**The problem:**
Can you transcribe every entry word for word, skipping the images?
··· Data for this task
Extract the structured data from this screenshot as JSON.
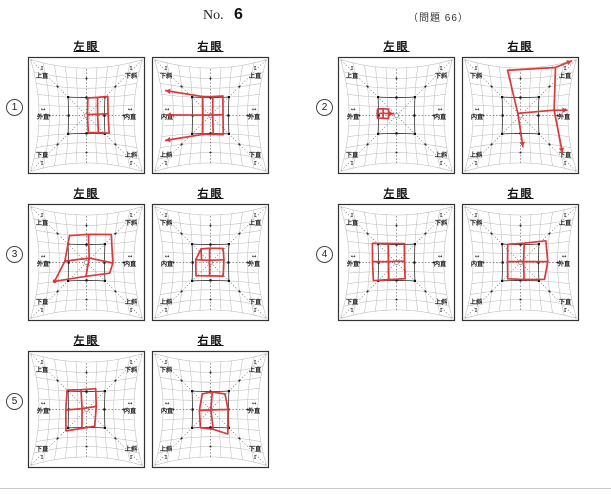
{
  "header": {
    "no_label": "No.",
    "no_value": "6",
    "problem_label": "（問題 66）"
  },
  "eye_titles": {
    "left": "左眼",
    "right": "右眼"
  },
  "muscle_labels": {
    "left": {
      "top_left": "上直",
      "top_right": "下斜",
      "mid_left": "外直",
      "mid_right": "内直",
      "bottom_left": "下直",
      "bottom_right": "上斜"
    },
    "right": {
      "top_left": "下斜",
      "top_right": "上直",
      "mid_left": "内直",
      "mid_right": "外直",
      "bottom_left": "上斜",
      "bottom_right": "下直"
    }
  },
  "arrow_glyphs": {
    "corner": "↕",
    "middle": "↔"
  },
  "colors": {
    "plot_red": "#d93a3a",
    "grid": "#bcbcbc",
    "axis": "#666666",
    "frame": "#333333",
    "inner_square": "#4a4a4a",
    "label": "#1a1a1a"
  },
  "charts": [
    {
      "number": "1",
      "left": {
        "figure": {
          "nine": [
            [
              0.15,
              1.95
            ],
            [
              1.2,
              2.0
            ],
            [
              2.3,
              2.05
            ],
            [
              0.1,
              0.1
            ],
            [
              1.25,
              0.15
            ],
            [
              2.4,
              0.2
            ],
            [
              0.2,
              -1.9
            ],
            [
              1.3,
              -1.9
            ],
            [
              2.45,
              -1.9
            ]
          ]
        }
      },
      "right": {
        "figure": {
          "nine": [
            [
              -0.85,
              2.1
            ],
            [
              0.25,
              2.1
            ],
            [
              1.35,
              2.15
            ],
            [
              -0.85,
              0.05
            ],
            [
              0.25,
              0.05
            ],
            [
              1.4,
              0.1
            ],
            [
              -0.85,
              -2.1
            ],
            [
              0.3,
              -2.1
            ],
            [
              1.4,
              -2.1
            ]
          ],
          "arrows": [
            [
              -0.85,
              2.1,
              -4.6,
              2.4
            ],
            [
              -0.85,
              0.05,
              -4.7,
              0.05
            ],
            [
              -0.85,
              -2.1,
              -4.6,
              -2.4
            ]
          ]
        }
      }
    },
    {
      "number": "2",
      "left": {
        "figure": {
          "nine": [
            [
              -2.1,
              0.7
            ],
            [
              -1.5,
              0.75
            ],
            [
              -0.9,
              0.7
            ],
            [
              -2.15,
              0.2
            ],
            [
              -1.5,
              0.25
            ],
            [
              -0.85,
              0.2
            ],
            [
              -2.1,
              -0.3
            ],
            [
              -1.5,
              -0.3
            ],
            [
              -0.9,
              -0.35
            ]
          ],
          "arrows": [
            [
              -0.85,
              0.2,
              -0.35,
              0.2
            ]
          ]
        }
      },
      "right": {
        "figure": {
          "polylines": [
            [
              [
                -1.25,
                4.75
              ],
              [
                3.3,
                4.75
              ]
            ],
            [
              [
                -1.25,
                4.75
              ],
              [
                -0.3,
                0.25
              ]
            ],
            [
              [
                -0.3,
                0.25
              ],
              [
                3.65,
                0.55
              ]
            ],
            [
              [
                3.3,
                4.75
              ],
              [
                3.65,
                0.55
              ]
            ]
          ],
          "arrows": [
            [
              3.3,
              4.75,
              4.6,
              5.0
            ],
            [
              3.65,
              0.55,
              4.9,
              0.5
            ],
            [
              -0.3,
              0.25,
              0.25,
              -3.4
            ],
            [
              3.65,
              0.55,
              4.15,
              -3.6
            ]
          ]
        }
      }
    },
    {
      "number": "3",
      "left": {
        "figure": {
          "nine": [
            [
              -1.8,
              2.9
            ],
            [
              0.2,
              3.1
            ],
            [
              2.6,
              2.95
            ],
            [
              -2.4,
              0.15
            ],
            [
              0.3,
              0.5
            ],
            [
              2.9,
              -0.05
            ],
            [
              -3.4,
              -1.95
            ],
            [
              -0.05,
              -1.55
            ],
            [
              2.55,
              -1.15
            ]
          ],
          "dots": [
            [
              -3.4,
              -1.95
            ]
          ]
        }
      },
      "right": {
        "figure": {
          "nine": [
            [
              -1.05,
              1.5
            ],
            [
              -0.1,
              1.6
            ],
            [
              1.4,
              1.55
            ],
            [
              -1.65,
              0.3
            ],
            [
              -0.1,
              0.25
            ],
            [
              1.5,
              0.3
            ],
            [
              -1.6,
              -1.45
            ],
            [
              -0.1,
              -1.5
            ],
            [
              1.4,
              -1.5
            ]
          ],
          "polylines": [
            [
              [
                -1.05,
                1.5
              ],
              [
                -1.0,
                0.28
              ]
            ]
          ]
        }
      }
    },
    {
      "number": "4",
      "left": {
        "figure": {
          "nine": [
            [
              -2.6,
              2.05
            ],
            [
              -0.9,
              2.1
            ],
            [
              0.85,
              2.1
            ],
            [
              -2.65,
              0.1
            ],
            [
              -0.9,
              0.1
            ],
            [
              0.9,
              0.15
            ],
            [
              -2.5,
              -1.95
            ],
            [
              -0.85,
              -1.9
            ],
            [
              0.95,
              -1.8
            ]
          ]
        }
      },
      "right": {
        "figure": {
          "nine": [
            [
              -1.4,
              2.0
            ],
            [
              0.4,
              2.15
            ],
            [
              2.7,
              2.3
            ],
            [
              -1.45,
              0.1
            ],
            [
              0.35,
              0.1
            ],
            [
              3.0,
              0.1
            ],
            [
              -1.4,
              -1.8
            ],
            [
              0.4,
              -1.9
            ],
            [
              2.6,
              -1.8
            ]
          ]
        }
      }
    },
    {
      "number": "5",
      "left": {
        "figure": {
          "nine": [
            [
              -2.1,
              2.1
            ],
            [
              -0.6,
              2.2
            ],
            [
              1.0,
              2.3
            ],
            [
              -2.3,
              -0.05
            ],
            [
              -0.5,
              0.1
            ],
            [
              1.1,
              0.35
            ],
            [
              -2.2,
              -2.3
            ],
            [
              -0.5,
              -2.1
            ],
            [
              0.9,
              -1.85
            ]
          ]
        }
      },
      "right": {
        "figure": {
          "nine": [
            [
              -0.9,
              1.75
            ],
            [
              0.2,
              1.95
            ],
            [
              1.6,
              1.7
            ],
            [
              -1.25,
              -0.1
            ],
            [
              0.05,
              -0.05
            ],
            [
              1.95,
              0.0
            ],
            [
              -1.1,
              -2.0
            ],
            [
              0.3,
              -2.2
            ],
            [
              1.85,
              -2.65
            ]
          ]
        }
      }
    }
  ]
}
······
**Solution:**
Extract the structured data from this screenshot as JSON.
{
  "header": {
    "no_label": "No.",
    "no_value": "6",
    "problem_label": "（問題 66）"
  },
  "eye_titles": {
    "left": "左眼",
    "right": "右眼"
  },
  "muscle_labels": {
    "left": {
      "top_left": "上直",
      "top_right": "下斜",
      "mid_left": "外直",
      "mid_right": "内直",
      "bottom_left": "下直",
      "bottom_right": "上斜"
    },
    "right": {
      "top_left": "下斜",
      "top_right": "上直",
      "mid_left": "内直",
      "mid_right": "外直",
      "bottom_left": "上斜",
      "bottom_right": "下直"
    }
  },
  "arrow_glyphs": {
    "corner": "↕",
    "middle": "↔"
  },
  "colors": {
    "plot_red": "#d93a3a",
    "grid": "#bcbcbc",
    "axis": "#666666",
    "frame": "#333333",
    "inner_square": "#4a4a4a",
    "label": "#1a1a1a"
  },
  "charts": [
    {
      "number": "1",
      "left": {
        "figure": {
          "nine": [
            [
              0.15,
              1.95
            ],
            [
              1.2,
              2.0
            ],
            [
              2.3,
              2.05
            ],
            [
              0.1,
              0.1
            ],
            [
              1.25,
              0.15
            ],
            [
              2.4,
              0.2
            ],
            [
              0.2,
              -1.9
            ],
            [
              1.3,
              -1.9
            ],
            [
              2.45,
              -1.9
            ]
          ]
        }
      },
      "right": {
        "figure": {
          "nine": [
            [
              -0.85,
              2.1
            ],
            [
              0.25,
              2.1
            ],
            [
              1.35,
              2.15
            ],
            [
              -0.85,
              0.05
            ],
            [
              0.25,
              0.05
            ],
            [
              1.4,
              0.1
            ],
            [
              -0.85,
              -2.1
            ],
            [
              0.3,
              -2.1
            ],
            [
              1.4,
              -2.1
            ]
          ],
          "arrows": [
            [
              -0.85,
              2.1,
              -4.6,
              2.4
            ],
            [
              -0.85,
              0.05,
              -4.7,
              0.05
            ],
            [
              -0.85,
              -2.1,
              -4.6,
              -2.4
            ]
          ]
        }
      }
    },
    {
      "number": "2",
      "left": {
        "figure": {
          "nine": [
            [
              -2.1,
              0.7
            ],
            [
              -1.5,
              0.75
            ],
            [
              -0.9,
              0.7
            ],
            [
              -2.15,
              0.2
            ],
            [
              -1.5,
              0.25
            ],
            [
              -0.85,
              0.2
            ],
            [
              -2.1,
              -0.3
            ],
            [
              -1.5,
              -0.3
            ],
            [
              -0.9,
              -0.35
            ]
          ],
          "arrows": [
            [
              -0.85,
              0.2,
              -0.35,
              0.2
            ]
          ]
        }
      },
      "right": {
        "figure": {
          "polylines": [
            [
              [
                -1.25,
                4.75
              ],
              [
                3.3,
                4.75
              ]
            ],
            [
              [
                -1.25,
                4.75
              ],
              [
                -0.3,
                0.25
              ]
            ],
            [
              [
                -0.3,
                0.25
              ],
              [
                3.65,
                0.55
              ]
            ],
            [
              [
                3.3,
                4.75
              ],
              [
                3.65,
                0.55
              ]
            ]
          ],
          "arrows": [
            [
              3.3,
              4.75,
              4.6,
              5.0
            ],
            [
              3.65,
              0.55,
              4.9,
              0.5
            ],
            [
              -0.3,
              0.25,
              0.25,
              -3.4
            ],
            [
              3.65,
              0.55,
              4.15,
              -3.6
            ]
          ]
        }
      }
    },
    {
      "number": "3",
      "left": {
        "figure": {
          "nine": [
            [
              -1.8,
              2.9
            ],
            [
              0.2,
              3.1
            ],
            [
              2.6,
              2.95
            ],
            [
              -2.4,
              0.15
            ],
            [
              0.3,
              0.5
            ],
            [
              2.9,
              -0.05
            ],
            [
              -3.4,
              -1.95
            ],
            [
              -0.05,
              -1.55
            ],
            [
              2.55,
              -1.15
            ]
          ],
          "dots": [
            [
              -3.4,
              -1.95
            ]
          ]
        }
      },
      "right": {
        "figure": {
          "nine": [
            [
              -1.05,
              1.5
            ],
            [
              -0.1,
              1.6
            ],
            [
              1.4,
              1.55
            ],
            [
              -1.65,
              0.3
            ],
            [
              -0.1,
              0.25
            ],
            [
              1.5,
              0.3
            ],
            [
              -1.6,
              -1.45
            ],
            [
              -0.1,
              -1.5
            ],
            [
              1.4,
              -1.5
            ]
          ],
          "polylines": [
            [
              [
                -1.05,
                1.5
              ],
              [
                -1.0,
                0.28
              ]
            ]
          ]
        }
      }
    },
    {
      "number": "4",
      "left": {
        "figure": {
          "nine": [
            [
              -2.6,
              2.05
            ],
            [
              -0.9,
              2.1
            ],
            [
              0.85,
              2.1
            ],
            [
              -2.65,
              0.1
            ],
            [
              -0.9,
              0.1
            ],
            [
              0.9,
              0.15
            ],
            [
              -2.5,
              -1.95
            ],
            [
              -0.85,
              -1.9
            ],
            [
              0.95,
              -1.8
            ]
          ]
        }
      },
      "right": {
        "figure": {
          "nine": [
            [
              -1.4,
              2.0
            ],
            [
              0.4,
              2.15
            ],
            [
              2.7,
              2.3
            ],
            [
              -1.45,
              0.1
            ],
            [
              0.35,
              0.1
            ],
            [
              3.0,
              0.1
            ],
            [
              -1.4,
              -1.8
            ],
            [
              0.4,
              -1.9
            ],
            [
              2.6,
              -1.8
            ]
          ]
        }
      }
    },
    {
      "number": "5",
      "left": {
        "figure": {
          "nine": [
            [
              -2.1,
              2.1
            ],
            [
              -0.6,
              2.2
            ],
            [
              1.0,
              2.3
            ],
            [
              -2.3,
              -0.05
            ],
            [
              -0.5,
              0.1
            ],
            [
              1.1,
              0.35
            ],
            [
              -2.2,
              -2.3
            ],
            [
              -0.5,
              -2.1
            ],
            [
              0.9,
              -1.85
            ]
          ]
        }
      },
      "right": {
        "figure": {
          "nine": [
            [
              -0.9,
              1.75
            ],
            [
              0.2,
              1.95
            ],
            [
              1.6,
              1.7
            ],
            [
              -1.25,
              -0.1
            ],
            [
              0.05,
              -0.05
            ],
            [
              1.95,
              0.0
            ],
            [
              -1.1,
              -2.0
            ],
            [
              0.3,
              -2.2
            ],
            [
              1.85,
              -2.65
            ]
          ]
        }
      }
    }
  ]
}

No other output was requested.